* _EXERCISE BRIEF_
Every line of the records below should be restated exactly.

* _SUPPLIED DATA_
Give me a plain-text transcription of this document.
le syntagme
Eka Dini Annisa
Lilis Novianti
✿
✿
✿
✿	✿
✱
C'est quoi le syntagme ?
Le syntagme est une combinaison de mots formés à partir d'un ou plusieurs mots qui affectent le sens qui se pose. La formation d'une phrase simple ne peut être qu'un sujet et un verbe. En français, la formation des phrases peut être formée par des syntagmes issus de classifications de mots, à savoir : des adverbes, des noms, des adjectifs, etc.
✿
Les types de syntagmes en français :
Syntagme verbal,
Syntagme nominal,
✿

* _EXERCISE RESPONSE_
Give me a plain-text transcription of this document.
le syntagme
Eka Dini Annisa
Lilis Novianti
✿
✿
✿
✿	✿
✱
C'est quoi le syntagme ?
Le syntagme est une combinaison de mots formés à partir d'un ou plusieurs mots qui affectent le sens qui se pose. La formation d'une phrase simple ne peut être qu'un sujet et un verbe. En français, la formation des phrases peut être formée par des syntagmes issus de classifications de mots, à savoir : des adverbes, des noms, des adjectifs, etc.
✿
Les types de syntagmes en français :
Syntagme verbal,
Syntagme nominal,
✿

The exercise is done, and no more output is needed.